**** DATA FOR THE TASK
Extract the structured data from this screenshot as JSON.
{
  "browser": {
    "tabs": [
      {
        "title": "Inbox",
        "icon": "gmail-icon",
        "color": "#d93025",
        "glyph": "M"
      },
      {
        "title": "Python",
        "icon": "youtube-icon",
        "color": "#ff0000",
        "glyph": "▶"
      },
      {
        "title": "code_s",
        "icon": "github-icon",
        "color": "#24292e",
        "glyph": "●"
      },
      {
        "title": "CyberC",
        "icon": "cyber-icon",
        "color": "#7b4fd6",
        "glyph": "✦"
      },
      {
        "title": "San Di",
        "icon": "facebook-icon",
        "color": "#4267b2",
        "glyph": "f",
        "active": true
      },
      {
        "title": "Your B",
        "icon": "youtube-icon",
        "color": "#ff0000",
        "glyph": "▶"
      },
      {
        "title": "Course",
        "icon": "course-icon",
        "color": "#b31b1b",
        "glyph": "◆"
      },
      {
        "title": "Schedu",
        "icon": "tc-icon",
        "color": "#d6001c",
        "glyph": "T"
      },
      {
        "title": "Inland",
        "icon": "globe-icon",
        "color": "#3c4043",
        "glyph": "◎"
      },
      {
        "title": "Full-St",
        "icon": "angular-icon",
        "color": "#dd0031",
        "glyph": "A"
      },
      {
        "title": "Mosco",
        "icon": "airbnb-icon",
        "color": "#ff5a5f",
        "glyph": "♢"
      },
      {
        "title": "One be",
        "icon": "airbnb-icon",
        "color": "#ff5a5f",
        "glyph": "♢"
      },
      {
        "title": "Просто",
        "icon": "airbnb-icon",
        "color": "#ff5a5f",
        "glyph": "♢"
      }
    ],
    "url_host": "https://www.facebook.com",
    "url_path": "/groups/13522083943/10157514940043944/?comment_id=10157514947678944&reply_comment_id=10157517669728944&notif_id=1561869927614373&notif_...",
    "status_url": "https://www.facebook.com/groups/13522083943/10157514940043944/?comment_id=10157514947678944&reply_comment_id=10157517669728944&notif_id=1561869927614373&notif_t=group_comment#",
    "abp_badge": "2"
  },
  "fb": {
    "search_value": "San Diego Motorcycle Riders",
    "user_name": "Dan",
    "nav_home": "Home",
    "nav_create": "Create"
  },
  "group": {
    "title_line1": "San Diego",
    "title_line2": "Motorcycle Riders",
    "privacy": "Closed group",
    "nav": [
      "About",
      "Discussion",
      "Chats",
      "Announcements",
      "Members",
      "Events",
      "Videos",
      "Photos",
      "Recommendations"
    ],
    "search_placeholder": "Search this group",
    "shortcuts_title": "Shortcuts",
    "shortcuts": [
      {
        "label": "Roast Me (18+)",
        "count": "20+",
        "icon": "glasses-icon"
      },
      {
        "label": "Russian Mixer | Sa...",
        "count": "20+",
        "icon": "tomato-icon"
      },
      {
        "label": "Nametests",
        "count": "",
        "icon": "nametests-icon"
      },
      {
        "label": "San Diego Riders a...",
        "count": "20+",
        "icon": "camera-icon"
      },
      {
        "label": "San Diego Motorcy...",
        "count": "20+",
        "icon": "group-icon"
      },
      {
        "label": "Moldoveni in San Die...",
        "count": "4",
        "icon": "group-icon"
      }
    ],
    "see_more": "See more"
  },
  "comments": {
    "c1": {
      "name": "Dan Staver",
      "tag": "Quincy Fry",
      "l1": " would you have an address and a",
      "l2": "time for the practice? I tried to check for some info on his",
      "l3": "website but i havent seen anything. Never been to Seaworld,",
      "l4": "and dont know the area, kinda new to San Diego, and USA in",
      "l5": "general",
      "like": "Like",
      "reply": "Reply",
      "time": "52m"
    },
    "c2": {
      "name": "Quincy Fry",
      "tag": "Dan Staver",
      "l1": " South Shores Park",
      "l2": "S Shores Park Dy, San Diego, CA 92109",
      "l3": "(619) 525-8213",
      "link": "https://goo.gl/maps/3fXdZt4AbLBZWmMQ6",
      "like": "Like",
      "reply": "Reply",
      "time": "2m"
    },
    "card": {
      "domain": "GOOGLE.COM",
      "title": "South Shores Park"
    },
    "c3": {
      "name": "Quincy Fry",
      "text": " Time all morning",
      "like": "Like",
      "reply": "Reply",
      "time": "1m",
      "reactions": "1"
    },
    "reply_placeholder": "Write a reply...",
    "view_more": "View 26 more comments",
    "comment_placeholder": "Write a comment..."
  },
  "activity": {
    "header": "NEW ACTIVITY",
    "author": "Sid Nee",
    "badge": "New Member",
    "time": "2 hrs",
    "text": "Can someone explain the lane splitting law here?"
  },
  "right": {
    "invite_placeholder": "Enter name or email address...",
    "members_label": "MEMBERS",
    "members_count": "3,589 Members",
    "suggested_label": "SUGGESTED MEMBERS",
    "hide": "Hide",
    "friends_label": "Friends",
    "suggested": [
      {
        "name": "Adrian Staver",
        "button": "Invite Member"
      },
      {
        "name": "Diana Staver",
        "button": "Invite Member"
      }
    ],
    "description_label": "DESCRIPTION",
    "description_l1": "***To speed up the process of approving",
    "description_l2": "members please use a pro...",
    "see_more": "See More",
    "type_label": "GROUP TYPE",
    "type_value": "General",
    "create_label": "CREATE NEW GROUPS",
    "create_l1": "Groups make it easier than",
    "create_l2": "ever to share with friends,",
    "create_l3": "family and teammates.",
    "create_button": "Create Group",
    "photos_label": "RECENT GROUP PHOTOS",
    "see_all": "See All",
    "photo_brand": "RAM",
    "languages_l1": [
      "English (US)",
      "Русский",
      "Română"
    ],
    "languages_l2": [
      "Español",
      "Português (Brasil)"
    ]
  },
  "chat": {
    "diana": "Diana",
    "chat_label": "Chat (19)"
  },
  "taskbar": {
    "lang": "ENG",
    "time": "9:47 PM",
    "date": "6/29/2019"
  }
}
********
YOUR TASK:
Please repeat all the records above exactly as they appear.

TASK SOLUTION:
Extract the structured data from this screenshot as JSON.
{
  "browser": {
    "tabs": [
      {
        "title": "Inbox",
        "icon": "gmail-icon",
        "color": "#d93025",
        "glyph": "M"
      },
      {
        "title": "Python",
        "icon": "youtube-icon",
        "color": "#ff0000",
        "glyph": "▶"
      },
      {
        "title": "code_s",
        "icon": "github-icon",
        "color": "#24292e",
        "glyph": "●"
      },
      {
        "title": "CyberC",
        "icon": "cyber-icon",
        "color": "#7b4fd6",
        "glyph": "✦"
      },
      {
        "title": "San Di",
        "icon": "facebook-icon",
        "color": "#4267b2",
        "glyph": "f",
        "active": true
      },
      {
        "title": "Your B",
        "icon": "youtube-icon",
        "color": "#ff0000",
        "glyph": "▶"
      },
      {
        "title": "Course",
        "icon": "course-icon",
        "color": "#b31b1b",
        "glyph": "◆"
      },
      {
        "title": "Schedu",
        "icon": "tc-icon",
        "color": "#d6001c",
        "glyph": "T"
      },
      {
        "title": "Inland",
        "icon": "globe-icon",
        "color": "#3c4043",
        "glyph": "◎"
      },
      {
        "title": "Full-St",
        "icon": "angular-icon",
        "color": "#dd0031",
        "glyph": "A"
      },
      {
        "title": "Mosco",
        "icon": "airbnb-icon",
        "color": "#ff5a5f",
        "glyph": "♢"
      },
      {
        "title": "One be",
        "icon": "airbnb-icon",
        "color": "#ff5a5f",
        "glyph": "♢"
      },
      {
        "title": "Просто",
        "icon": "airbnb-icon",
        "color": "#ff5a5f",
        "glyph": "♢"
      }
    ],
    "url_host": "https://www.facebook.com",
    "url_path": "/groups/13522083943/10157514940043944/?comment_id=10157514947678944&reply_comment_id=10157517669728944&notif_id=1561869927614373&notif_...",
    "status_url": "https://www.facebook.com/groups/13522083943/10157514940043944/?comment_id=10157514947678944&reply_comment_id=10157517669728944&notif_id=1561869927614373&notif_t=group_comment#",
    "abp_badge": "2"
  },
  "fb": {
    "search_value": "San Diego Motorcycle Riders",
    "user_name": "Dan",
    "nav_home": "Home",
    "nav_create": "Create"
  },
  "group": {
    "title_line1": "San Diego",
    "title_line2": "Motorcycle Riders",
    "privacy": "Closed group",
    "nav": [
      "About",
      "Discussion",
      "Chats",
      "Announcements",
      "Members",
      "Events",
      "Videos",
      "Photos",
      "Recommendations"
    ],
    "search_placeholder": "Search this group",
    "shortcuts_title": "Shortcuts",
    "shortcuts": [
      {
        "label": "Roast Me (18+)",
        "count": "20+",
        "icon": "glasses-icon"
      },
      {
        "label": "Russian Mixer | Sa...",
        "count": "20+",
        "icon": "tomato-icon"
      },
      {
        "label": "Nametests",
        "count": "",
        "icon": "nametests-icon"
      },
      {
        "label": "San Diego Riders a...",
        "count": "20+",
        "icon": "camera-icon"
      },
      {
        "label": "San Diego Motorcy...",
        "count": "20+",
        "icon": "group-icon"
      },
      {
        "label": "Moldoveni in San Die...",
        "count": "4",
        "icon": "group-icon"
      }
    ],
    "see_more": "See more"
  },
  "comments": {
    "c1": {
      "name": "Dan Staver",
      "tag": "Quincy Fry",
      "l1": " would you have an address and a",
      "l2": "time for the practice? I tried to check for some info on his",
      "l3": "website but i havent seen anything. Never been to Seaworld,",
      "l4": "and dont know the area, kinda new to San Diego, and USA in",
      "l5": "general",
      "like": "Like",
      "reply": "Reply",
      "time": "52m"
    },
    "c2": {
      "name": "Quincy Fry",
      "tag": "Dan Staver",
      "l1": " South Shores Park",
      "l2": "S Shores Park Dy, San Diego, CA 92109",
      "l3": "(619) 525-8213",
      "link": "https://goo.gl/maps/3fXdZt4AbLBZWmMQ6",
      "like": "Like",
      "reply": "Reply",
      "time": "2m"
    },
    "card": {
      "domain": "GOOGLE.COM",
      "title": "South Shores Park"
    },
    "c3": {
      "name": "Quincy Fry",
      "text": " Time all morning",
      "like": "Like",
      "reply": "Reply",
      "time": "1m",
      "reactions": "1"
    },
    "reply_placeholder": "Write a reply...",
    "view_more": "View 26 more comments",
    "comment_placeholder": "Write a comment..."
  },
  "activity": {
    "header": "NEW ACTIVITY",
    "author": "Sid Nee",
    "badge": "New Member",
    "time": "2 hrs",
    "text": "Can someone explain the lane splitting law here?"
  },
  "right": {
    "invite_placeholder": "Enter name or email address...",
    "members_label": "MEMBERS",
    "members_count": "3,589 Members",
    "suggested_label": "SUGGESTED MEMBERS",
    "hide": "Hide",
    "friends_label": "Friends",
    "suggested": [
      {
        "name": "Adrian Staver",
        "button": "Invite Member"
      },
      {
        "name": "Diana Staver",
        "button": "Invite Member"
      }
    ],
    "description_label": "DESCRIPTION",
    "description_l1": "***To speed up the process of approving",
    "description_l2": "members please use a pro...",
    "see_more": "See More",
    "type_label": "GROUP TYPE",
    "type_value": "General",
    "create_label": "CREATE NEW GROUPS",
    "create_l1": "Groups make it easier than",
    "create_l2": "ever to share with friends,",
    "create_l3": "family and teammates.",
    "create_button": "Create Group",
    "photos_label": "RECENT GROUP PHOTOS",
    "see_all": "See All",
    "photo_brand": "RAM",
    "languages_l1": [
      "English (US)",
      "Русский",
      "Română"
    ],
    "languages_l2": [
      "Español",
      "Português (Brasil)"
    ]
  },
  "chat": {
    "diana": "Diana",
    "chat_label": "Chat (19)"
  },
  "taskbar": {
    "lang": "ENG",
    "time": "9:47 PM",
    "date": "6/29/2019"
  }
}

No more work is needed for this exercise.